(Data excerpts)
..............................

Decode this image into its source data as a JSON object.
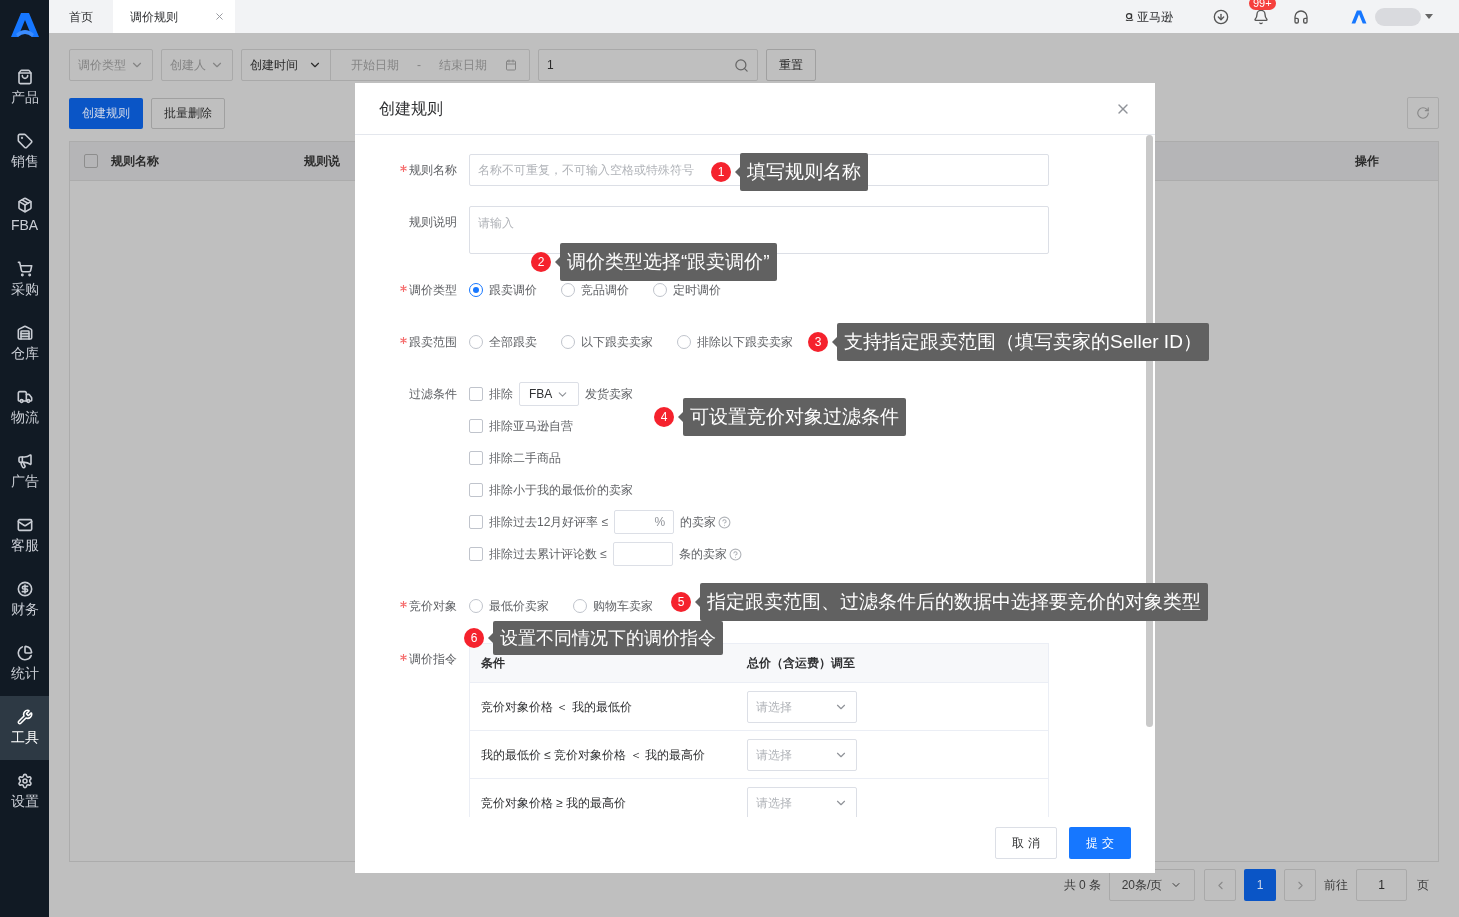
{
  "sidebar": {
    "items": [
      {
        "label": "产品",
        "selected": false
      },
      {
        "label": "销售",
        "selected": false
      },
      {
        "label": "FBA",
        "selected": false
      },
      {
        "label": "采购",
        "selected": false
      },
      {
        "label": "仓库",
        "selected": false
      },
      {
        "label": "物流",
        "selected": false
      },
      {
        "label": "广告",
        "selected": false
      },
      {
        "label": "客服",
        "selected": false
      },
      {
        "label": "财务",
        "selected": false
      },
      {
        "label": "统计",
        "selected": false
      },
      {
        "label": "工具",
        "selected": true
      },
      {
        "label": "设置",
        "selected": false
      }
    ]
  },
  "tabs": [
    {
      "label": "首页",
      "selected": false,
      "closable": false
    },
    {
      "label": "调价规则",
      "selected": true,
      "closable": true
    }
  ],
  "header": {
    "marketplace": "亚马逊",
    "notification_count": "99+"
  },
  "filters": {
    "type": "调价类型",
    "creator": "创建人",
    "time_field": "创建时间",
    "start_placeholder": "开始日期",
    "separator": "-",
    "end_placeholder": "结束日期",
    "search_value": "1",
    "reset": "重置"
  },
  "actions": [
    {
      "label": "创建规则",
      "kind": "primary"
    },
    {
      "label": "批量删除",
      "kind": "default"
    }
  ],
  "table": {
    "select_all_checked": false,
    "columns": [
      "规则名称",
      "规则说",
      "操作"
    ]
  },
  "pagination": {
    "total": "共 0 条",
    "page_size": "20条/页",
    "pages": [
      {
        "label": "1",
        "selected": true
      }
    ],
    "goto_label": "前往",
    "goto_value": "1",
    "page_suffix": "页"
  },
  "dialog": {
    "title": "创建规则",
    "name": {
      "label": "规则名称",
      "required": true,
      "placeholder": "名称不可重复，不可输入空格或特殊符号"
    },
    "description": {
      "label": "规则说明",
      "required": false,
      "placeholder": "请输入"
    },
    "price_type": {
      "label": "调价类型",
      "required": true,
      "options": [
        {
          "label": "跟卖调价",
          "selected": true
        },
        {
          "label": "竞品调价",
          "selected": false
        },
        {
          "label": "定时调价",
          "selected": false
        }
      ]
    },
    "scope": {
      "label": "跟卖范围",
      "required": true,
      "options": [
        {
          "label": "全部跟卖",
          "selected": false
        },
        {
          "label": "以下跟卖卖家",
          "selected": false
        },
        {
          "label": "排除以下跟卖卖家",
          "selected": false
        }
      ]
    },
    "filter_conditions": {
      "label": "过滤条件",
      "required": false,
      "items": [
        {
          "kind": "select",
          "checked": false,
          "prefix": "排除",
          "value": "FBA",
          "suffix": "发货卖家"
        },
        {
          "kind": "plain",
          "checked": false,
          "prefix": "排除亚马逊自营"
        },
        {
          "kind": "plain",
          "checked": false,
          "prefix": "排除二手商品"
        },
        {
          "kind": "plain",
          "checked": false,
          "prefix": "排除小于我的最低价的卖家"
        },
        {
          "kind": "input",
          "checked": false,
          "prefix": "排除过去12月好评率 ≤",
          "unit": "%",
          "suffix": "的卖家"
        },
        {
          "kind": "input",
          "checked": false,
          "prefix": "排除过去累计评论数 ≤",
          "suffix": "条的卖家"
        }
      ]
    },
    "target": {
      "label": "竞价对象",
      "required": true,
      "options": [
        {
          "label": "最低价卖家",
          "selected": false
        },
        {
          "label": "购物车卖家",
          "selected": false
        }
      ]
    },
    "instructions": {
      "label": "调价指令",
      "required": true,
      "columns": [
        "条件",
        "总价（含运费）调至"
      ],
      "rows": [
        {
          "condition": "竞价对象价格 ＜ 我的最低价",
          "placeholder": "请选择"
        },
        {
          "condition": "我的最低价 ≤ 竞价对象价格 ＜ 我的最高价",
          "placeholder": "请选择"
        },
        {
          "condition": "竞价对象价格 ≥ 我的最高价",
          "placeholder": "请选择"
        }
      ]
    },
    "buttons": [
      {
        "label": "取 消",
        "kind": "default"
      },
      {
        "label": "提 交",
        "kind": "primary"
      }
    ]
  },
  "callouts": [
    {
      "number": "1",
      "text": "填写规则名称"
    },
    {
      "number": "2",
      "text": "调价类型选择“跟卖调价”"
    },
    {
      "number": "3",
      "text": "支持指定跟卖范围（填写卖家的Seller ID）"
    },
    {
      "number": "4",
      "text": "可设置竞价对象过滤条件"
    },
    {
      "number": "5",
      "text": "指定跟卖范围、过滤条件后的数据中选择要竞价的对象类型"
    },
    {
      "number": "6",
      "text": "设置不同情况下的调价指令"
    }
  ]
}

..............................

=== TASK GOAL ===
Print the records word for word and exclude any picture they hold.

=== COMPLETE OUTPUT ===
Decode this image into its source data as a JSON object.
{
  "sidebar": {
    "items": [
      {
        "label": "产品",
        "selected": false
      },
      {
        "label": "销售",
        "selected": false
      },
      {
        "label": "FBA",
        "selected": false
      },
      {
        "label": "采购",
        "selected": false
      },
      {
        "label": "仓库",
        "selected": false
      },
      {
        "label": "物流",
        "selected": false
      },
      {
        "label": "广告",
        "selected": false
      },
      {
        "label": "客服",
        "selected": false
      },
      {
        "label": "财务",
        "selected": false
      },
      {
        "label": "统计",
        "selected": false
      },
      {
        "label": "工具",
        "selected": true
      },
      {
        "label": "设置",
        "selected": false
      }
    ]
  },
  "tabs": [
    {
      "label": "首页",
      "selected": false,
      "closable": false
    },
    {
      "label": "调价规则",
      "selected": true,
      "closable": true
    }
  ],
  "header": {
    "marketplace": "亚马逊",
    "notification_count": "99+"
  },
  "filters": {
    "type": "调价类型",
    "creator": "创建人",
    "time_field": "创建时间",
    "start_placeholder": "开始日期",
    "separator": "-",
    "end_placeholder": "结束日期",
    "search_value": "1",
    "reset": "重置"
  },
  "actions": [
    {
      "label": "创建规则",
      "kind": "primary"
    },
    {
      "label": "批量删除",
      "kind": "default"
    }
  ],
  "table": {
    "select_all_checked": false,
    "columns": [
      "规则名称",
      "规则说",
      "操作"
    ]
  },
  "pagination": {
    "total": "共 0 条",
    "page_size": "20条/页",
    "pages": [
      {
        "label": "1",
        "selected": true
      }
    ],
    "goto_label": "前往",
    "goto_value": "1",
    "page_suffix": "页"
  },
  "dialog": {
    "title": "创建规则",
    "name": {
      "label": "规则名称",
      "required": true,
      "placeholder": "名称不可重复，不可输入空格或特殊符号"
    },
    "description": {
      "label": "规则说明",
      "required": false,
      "placeholder": "请输入"
    },
    "price_type": {
      "label": "调价类型",
      "required": true,
      "options": [
        {
          "label": "跟卖调价",
          "selected": true
        },
        {
          "label": "竞品调价",
          "selected": false
        },
        {
          "label": "定时调价",
          "selected": false
        }
      ]
    },
    "scope": {
      "label": "跟卖范围",
      "required": true,
      "options": [
        {
          "label": "全部跟卖",
          "selected": false
        },
        {
          "label": "以下跟卖卖家",
          "selected": false
        },
        {
          "label": "排除以下跟卖卖家",
          "selected": false
        }
      ]
    },
    "filter_conditions": {
      "label": "过滤条件",
      "required": false,
      "items": [
        {
          "kind": "select",
          "checked": false,
          "prefix": "排除",
          "value": "FBA",
          "suffix": "发货卖家"
        },
        {
          "kind": "plain",
          "checked": false,
          "prefix": "排除亚马逊自营"
        },
        {
          "kind": "plain",
          "checked": false,
          "prefix": "排除二手商品"
        },
        {
          "kind": "plain",
          "checked": false,
          "prefix": "排除小于我的最低价的卖家"
        },
        {
          "kind": "input",
          "checked": false,
          "prefix": "排除过去12月好评率 ≤",
          "unit": "%",
          "suffix": "的卖家"
        },
        {
          "kind": "input",
          "checked": false,
          "prefix": "排除过去累计评论数 ≤",
          "suffix": "条的卖家"
        }
      ]
    },
    "target": {
      "label": "竞价对象",
      "required": true,
      "options": [
        {
          "label": "最低价卖家",
          "selected": false
        },
        {
          "label": "购物车卖家",
          "selected": false
        }
      ]
    },
    "instructions": {
      "label": "调价指令",
      "required": true,
      "columns": [
        "条件",
        "总价（含运费）调至"
      ],
      "rows": [
        {
          "condition": "竞价对象价格 ＜ 我的最低价",
          "placeholder": "请选择"
        },
        {
          "condition": "我的最低价 ≤ 竞价对象价格 ＜ 我的最高价",
          "placeholder": "请选择"
        },
        {
          "condition": "竞价对象价格 ≥ 我的最高价",
          "placeholder": "请选择"
        }
      ]
    },
    "buttons": [
      {
        "label": "取 消",
        "kind": "default"
      },
      {
        "label": "提 交",
        "kind": "primary"
      }
    ]
  },
  "callouts": [
    {
      "number": "1",
      "text": "填写规则名称"
    },
    {
      "number": "2",
      "text": "调价类型选择“跟卖调价”"
    },
    {
      "number": "3",
      "text": "支持指定跟卖范围（填写卖家的Seller ID）"
    },
    {
      "number": "4",
      "text": "可设置竞价对象过滤条件"
    },
    {
      "number": "5",
      "text": "指定跟卖范围、过滤条件后的数据中选择要竞价的对象类型"
    },
    {
      "number": "6",
      "text": "设置不同情况下的调价指令"
    }
  ]
}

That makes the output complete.